Extract all lines in the data that contain the word "this".

---*---

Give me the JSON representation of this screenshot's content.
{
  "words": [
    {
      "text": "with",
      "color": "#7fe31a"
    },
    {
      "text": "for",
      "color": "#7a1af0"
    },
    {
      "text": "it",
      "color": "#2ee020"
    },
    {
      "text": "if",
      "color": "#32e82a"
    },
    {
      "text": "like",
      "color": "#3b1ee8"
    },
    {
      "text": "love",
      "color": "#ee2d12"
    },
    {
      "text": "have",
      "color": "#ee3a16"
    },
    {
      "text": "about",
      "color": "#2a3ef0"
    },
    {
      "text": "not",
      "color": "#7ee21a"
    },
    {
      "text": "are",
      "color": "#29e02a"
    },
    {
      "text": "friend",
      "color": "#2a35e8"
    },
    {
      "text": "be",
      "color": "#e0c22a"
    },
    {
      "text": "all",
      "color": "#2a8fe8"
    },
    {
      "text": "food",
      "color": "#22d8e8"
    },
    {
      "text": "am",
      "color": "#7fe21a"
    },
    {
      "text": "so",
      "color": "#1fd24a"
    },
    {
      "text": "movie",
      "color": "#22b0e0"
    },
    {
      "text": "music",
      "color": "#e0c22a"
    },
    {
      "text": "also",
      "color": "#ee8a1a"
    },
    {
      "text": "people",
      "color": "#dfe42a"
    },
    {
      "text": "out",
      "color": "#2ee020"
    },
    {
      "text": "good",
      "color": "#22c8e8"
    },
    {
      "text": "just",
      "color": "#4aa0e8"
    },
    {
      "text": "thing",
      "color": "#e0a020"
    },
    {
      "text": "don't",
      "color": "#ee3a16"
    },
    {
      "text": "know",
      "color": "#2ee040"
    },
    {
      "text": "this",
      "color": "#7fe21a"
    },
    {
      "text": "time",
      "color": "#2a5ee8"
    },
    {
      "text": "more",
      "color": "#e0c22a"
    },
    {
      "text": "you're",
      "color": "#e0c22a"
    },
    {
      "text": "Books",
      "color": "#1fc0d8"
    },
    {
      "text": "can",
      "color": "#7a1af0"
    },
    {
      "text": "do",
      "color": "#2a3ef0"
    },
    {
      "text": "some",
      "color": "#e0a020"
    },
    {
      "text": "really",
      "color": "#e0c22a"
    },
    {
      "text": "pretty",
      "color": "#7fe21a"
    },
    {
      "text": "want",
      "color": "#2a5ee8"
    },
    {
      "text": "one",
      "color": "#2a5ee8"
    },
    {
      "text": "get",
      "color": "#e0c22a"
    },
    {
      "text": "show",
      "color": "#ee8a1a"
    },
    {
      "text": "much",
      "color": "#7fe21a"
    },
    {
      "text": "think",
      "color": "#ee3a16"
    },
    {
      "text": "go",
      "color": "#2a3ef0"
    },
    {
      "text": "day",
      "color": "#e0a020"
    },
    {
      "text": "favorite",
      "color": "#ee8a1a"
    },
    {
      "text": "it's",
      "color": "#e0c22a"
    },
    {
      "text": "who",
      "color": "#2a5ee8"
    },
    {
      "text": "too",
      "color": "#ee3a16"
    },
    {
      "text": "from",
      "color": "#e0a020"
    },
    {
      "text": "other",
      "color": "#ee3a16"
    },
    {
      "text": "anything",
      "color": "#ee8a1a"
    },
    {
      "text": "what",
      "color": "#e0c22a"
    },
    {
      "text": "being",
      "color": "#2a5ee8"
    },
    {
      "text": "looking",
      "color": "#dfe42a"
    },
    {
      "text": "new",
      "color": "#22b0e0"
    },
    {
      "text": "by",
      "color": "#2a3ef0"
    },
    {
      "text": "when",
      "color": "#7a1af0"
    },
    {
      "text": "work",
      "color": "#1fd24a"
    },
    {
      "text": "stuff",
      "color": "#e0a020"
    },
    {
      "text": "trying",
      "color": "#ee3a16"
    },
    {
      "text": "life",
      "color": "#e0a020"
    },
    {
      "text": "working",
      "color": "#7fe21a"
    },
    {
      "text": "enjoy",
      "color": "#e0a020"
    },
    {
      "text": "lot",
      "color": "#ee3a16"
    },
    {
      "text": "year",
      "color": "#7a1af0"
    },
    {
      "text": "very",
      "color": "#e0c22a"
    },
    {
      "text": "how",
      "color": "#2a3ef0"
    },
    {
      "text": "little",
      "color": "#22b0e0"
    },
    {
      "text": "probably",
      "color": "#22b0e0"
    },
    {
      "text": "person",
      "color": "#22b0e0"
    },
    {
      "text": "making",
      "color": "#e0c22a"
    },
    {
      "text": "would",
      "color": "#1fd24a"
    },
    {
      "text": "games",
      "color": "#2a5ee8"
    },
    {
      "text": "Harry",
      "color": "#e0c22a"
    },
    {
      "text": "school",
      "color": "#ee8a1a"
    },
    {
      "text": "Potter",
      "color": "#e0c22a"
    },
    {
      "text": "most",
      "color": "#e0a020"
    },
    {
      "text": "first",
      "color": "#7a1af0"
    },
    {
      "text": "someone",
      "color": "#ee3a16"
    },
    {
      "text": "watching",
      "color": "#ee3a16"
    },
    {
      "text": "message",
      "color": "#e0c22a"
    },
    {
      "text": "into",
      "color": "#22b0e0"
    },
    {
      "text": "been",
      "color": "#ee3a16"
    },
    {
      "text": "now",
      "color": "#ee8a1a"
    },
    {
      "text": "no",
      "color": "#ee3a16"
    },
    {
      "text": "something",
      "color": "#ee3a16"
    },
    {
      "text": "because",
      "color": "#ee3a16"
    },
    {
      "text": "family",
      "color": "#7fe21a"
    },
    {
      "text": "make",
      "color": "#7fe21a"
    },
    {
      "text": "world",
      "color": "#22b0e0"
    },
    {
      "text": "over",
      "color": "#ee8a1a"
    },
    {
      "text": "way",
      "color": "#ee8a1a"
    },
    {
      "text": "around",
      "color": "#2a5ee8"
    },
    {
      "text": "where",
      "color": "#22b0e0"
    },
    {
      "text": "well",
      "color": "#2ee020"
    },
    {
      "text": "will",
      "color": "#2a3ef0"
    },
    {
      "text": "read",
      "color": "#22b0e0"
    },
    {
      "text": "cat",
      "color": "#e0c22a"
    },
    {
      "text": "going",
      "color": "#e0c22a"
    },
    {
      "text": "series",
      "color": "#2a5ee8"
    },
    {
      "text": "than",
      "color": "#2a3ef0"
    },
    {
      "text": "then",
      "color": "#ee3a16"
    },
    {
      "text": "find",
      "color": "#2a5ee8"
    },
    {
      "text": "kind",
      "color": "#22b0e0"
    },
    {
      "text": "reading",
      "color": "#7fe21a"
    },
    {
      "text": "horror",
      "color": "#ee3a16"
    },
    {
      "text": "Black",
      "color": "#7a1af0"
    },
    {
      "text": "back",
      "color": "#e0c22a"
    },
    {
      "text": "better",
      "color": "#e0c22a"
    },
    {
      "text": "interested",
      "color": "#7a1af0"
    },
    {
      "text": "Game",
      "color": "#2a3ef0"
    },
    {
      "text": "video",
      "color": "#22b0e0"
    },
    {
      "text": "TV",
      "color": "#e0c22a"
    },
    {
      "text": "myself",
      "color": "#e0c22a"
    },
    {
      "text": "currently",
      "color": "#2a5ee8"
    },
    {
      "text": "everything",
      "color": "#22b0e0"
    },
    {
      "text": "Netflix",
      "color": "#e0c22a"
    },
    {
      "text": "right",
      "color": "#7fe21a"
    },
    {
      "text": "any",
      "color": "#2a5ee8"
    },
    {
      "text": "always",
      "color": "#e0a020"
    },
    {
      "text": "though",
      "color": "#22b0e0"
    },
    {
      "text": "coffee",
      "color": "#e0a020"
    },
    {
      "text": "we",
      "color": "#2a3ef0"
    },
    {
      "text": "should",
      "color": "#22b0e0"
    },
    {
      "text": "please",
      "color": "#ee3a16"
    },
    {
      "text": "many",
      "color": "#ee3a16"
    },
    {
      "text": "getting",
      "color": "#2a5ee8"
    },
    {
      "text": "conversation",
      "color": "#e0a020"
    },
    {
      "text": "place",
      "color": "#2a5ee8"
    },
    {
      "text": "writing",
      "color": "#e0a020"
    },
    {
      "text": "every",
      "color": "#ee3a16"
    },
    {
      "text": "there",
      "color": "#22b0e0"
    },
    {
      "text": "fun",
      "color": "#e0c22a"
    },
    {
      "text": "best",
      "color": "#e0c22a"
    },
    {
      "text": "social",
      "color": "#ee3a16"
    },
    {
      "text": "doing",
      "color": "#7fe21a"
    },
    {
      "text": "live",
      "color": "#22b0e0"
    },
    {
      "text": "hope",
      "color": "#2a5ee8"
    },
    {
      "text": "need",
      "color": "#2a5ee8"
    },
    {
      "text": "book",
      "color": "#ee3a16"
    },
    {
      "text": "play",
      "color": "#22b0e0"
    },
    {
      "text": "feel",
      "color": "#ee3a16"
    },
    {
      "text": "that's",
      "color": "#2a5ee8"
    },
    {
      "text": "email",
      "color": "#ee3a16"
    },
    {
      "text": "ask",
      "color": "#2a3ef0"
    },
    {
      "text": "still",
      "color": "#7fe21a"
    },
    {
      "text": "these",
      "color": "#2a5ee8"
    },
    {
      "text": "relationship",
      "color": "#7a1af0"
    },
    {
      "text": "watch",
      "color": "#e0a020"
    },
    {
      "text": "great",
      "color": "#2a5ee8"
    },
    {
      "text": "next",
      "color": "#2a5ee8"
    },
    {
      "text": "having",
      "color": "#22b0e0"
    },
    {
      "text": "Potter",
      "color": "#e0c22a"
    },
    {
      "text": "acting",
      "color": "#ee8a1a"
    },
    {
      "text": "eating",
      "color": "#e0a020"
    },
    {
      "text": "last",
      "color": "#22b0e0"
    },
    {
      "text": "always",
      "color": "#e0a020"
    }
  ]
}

---*---

◆ Exercise output ◆
Give me the JSON representation of this screenshot's content.
      "text": "this",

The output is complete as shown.